• **ROWS**
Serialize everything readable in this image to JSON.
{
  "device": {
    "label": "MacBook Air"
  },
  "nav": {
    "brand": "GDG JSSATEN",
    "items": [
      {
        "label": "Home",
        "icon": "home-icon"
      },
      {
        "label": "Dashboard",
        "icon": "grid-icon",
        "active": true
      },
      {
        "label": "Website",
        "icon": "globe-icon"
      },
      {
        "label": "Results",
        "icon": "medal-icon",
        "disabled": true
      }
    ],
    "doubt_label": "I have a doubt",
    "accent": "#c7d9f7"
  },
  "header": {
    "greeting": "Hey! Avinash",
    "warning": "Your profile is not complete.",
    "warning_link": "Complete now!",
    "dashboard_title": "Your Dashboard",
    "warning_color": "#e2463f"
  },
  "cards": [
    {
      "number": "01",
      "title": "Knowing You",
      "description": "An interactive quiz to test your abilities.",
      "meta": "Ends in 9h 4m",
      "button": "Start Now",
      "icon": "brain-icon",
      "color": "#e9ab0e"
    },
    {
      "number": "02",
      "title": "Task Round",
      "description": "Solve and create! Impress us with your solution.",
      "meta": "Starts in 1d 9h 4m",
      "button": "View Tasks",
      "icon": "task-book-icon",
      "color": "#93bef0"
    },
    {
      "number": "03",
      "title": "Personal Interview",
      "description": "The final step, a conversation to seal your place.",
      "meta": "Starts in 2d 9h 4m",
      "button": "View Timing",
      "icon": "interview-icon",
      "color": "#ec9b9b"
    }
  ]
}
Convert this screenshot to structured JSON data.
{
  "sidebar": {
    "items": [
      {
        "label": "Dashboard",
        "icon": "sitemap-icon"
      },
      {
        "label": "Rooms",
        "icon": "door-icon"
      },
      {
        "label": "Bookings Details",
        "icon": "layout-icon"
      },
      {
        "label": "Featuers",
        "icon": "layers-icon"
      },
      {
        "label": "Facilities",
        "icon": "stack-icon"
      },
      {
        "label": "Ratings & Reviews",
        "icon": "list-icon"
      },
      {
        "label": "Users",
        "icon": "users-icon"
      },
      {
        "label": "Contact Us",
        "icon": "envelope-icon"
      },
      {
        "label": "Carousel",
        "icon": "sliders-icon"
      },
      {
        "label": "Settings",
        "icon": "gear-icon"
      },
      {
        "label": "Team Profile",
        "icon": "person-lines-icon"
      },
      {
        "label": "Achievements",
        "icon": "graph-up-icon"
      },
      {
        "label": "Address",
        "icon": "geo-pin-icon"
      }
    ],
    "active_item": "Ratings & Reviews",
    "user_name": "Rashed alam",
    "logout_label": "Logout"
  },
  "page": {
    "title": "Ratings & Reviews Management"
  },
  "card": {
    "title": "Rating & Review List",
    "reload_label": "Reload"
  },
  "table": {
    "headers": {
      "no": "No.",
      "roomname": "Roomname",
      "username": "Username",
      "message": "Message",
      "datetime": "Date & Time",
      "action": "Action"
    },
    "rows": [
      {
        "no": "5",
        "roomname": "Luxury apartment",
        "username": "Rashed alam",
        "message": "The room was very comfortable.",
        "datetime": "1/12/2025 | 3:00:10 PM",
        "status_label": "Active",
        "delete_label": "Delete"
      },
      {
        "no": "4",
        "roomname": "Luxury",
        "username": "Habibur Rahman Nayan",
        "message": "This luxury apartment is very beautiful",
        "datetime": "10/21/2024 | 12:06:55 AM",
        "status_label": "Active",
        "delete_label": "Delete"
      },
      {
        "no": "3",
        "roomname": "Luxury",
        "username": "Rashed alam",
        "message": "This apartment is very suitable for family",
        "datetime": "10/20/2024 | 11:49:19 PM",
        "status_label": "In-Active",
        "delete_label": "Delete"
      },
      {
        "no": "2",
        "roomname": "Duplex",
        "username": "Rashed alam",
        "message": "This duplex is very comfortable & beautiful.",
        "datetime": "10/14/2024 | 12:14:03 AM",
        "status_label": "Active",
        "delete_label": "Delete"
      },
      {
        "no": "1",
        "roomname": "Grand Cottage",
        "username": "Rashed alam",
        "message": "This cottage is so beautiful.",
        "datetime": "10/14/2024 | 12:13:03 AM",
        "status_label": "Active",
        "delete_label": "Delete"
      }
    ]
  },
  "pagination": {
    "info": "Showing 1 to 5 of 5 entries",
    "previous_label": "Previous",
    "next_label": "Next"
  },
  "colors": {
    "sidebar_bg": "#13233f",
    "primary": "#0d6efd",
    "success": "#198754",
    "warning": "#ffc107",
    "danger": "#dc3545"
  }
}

• **WHAT NEEDS TO BE DONE**
Recite the full listing above exactly.

• **EXERCISE OUTPUT**
Serialize everything readable in this image to JSON.
{
  "device": {
    "label": "MacBook Air"
  },
  "nav": {
    "brand": "GDG JSSATEN",
    "items": [
      {
        "label": "Home",
        "icon": "home-icon"
      },
      {
        "label": "Dashboard",
        "icon": "grid-icon",
        "active": true
      },
      {
        "label": "Website",
        "icon": "globe-icon"
      },
      {
        "label": "Results",
        "icon": "medal-icon",
        "disabled": true
      }
    ],
    "doubt_label": "I have a doubt",
    "accent": "#c7d9f7"
  },
  "header": {
    "greeting": "Hey! Avinash",
    "warning": "Your profile is not complete.",
    "warning_link": "Complete now!",
    "dashboard_title": "Your Dashboard",
    "warning_color": "#e2463f"
  },
  "cards": [
    {
      "number": "01",
      "title": "Knowing You",
      "description": "An interactive quiz to test your abilities.",
      "meta": "Ends in 9h 4m",
      "button": "Start Now",
      "icon": "brain-icon",
      "color": "#e9ab0e"
    },
    {
      "number": "02",
      "title": "Task Round",
      "description": "Solve and create! Impress us with your solution.",
      "meta": "Starts in 1d 9h 4m",
      "button": "View Tasks",
      "icon": "task-book-icon",
      "color": "#93bef0"
    },
    {
      "number": "03",
      "title": "Personal Interview",
      "description": "The final step, a conversation to seal your place.",
      "meta": "Starts in 2d 9h 4m",
      "button": "View Timing",
      "icon": "interview-icon",
      "color": "#ec9b9b"
    }
  ]
}
Convert this screenshot to structured JSON data.
{
  "sidebar": {
    "items": [
      {
        "label": "Dashboard",
        "icon": "sitemap-icon"
      },
      {
        "label": "Rooms",
        "icon": "door-icon"
      },
      {
        "label": "Bookings Details",
        "icon": "layout-icon"
      },
      {
        "label": "Featuers",
        "icon": "layers-icon"
      },
      {
        "label": "Facilities",
        "icon": "stack-icon"
      },
      {
        "label": "Ratings & Reviews",
        "icon": "list-icon"
      },
      {
        "label": "Users",
        "icon": "users-icon"
      },
      {
        "label": "Contact Us",
        "icon": "envelope-icon"
      },
      {
        "label": "Carousel",
        "icon": "sliders-icon"
      },
      {
        "label": "Settings",
        "icon": "gear-icon"
      },
      {
        "label": "Team Profile",
        "icon": "person-lines-icon"
      },
      {
        "label": "Achievements",
        "icon": "graph-up-icon"
      },
      {
        "label": "Address",
        "icon": "geo-pin-icon"
      }
    ],
    "active_item": "Ratings & Reviews",
    "user_name": "Rashed alam",
    "logout_label": "Logout"
  },
  "page": {
    "title": "Ratings & Reviews Management"
  },
  "card": {
    "title": "Rating & Review List",
    "reload_label": "Reload"
  },
  "table": {
    "headers": {
      "no": "No.",
      "roomname": "Roomname",
      "username": "Username",
      "message": "Message",
      "datetime": "Date & Time",
      "action": "Action"
    },
    "rows": [
      {
        "no": "5",
        "roomname": "Luxury apartment",
        "username": "Rashed alam",
        "message": "The room was very comfortable.",
        "datetime": "1/12/2025 | 3:00:10 PM",
        "status_label": "Active",
        "delete_label": "Delete"
      },
      {
        "no": "4",
        "roomname": "Luxury",
        "username": "Habibur Rahman Nayan",
        "message": "This luxury apartment is very beautiful",
        "datetime": "10/21/2024 | 12:06:55 AM",
        "status_label": "Active",
        "delete_label": "Delete"
      },
      {
        "no": "3",
        "roomname": "Luxury",
        "username": "Rashed alam",
        "message": "This apartment is very suitable for family",
        "datetime": "10/20/2024 | 11:49:19 PM",
        "status_label": "In-Active",
        "delete_label": "Delete"
      },
      {
        "no": "2",
        "roomname": "Duplex",
        "username": "Rashed alam",
        "message": "This duplex is very comfortable & beautiful.",
        "datetime": "10/14/2024 | 12:14:03 AM",
        "status_label": "Active",
        "delete_label": "Delete"
      },
      {
        "no": "1",
        "roomname": "Grand Cottage",
        "username": "Rashed alam",
        "message": "This cottage is so beautiful.",
        "datetime": "10/14/2024 | 12:13:03 AM",
        "status_label": "Active",
        "delete_label": "Delete"
      }
    ]
  },
  "pagination": {
    "info": "Showing 1 to 5 of 5 entries",
    "previous_label": "Previous",
    "next_label": "Next"
  },
  "colors": {
    "sidebar_bg": "#13233f",
    "primary": "#0d6efd",
    "success": "#198754",
    "warning": "#ffc107",
    "danger": "#dc3545"
  }
}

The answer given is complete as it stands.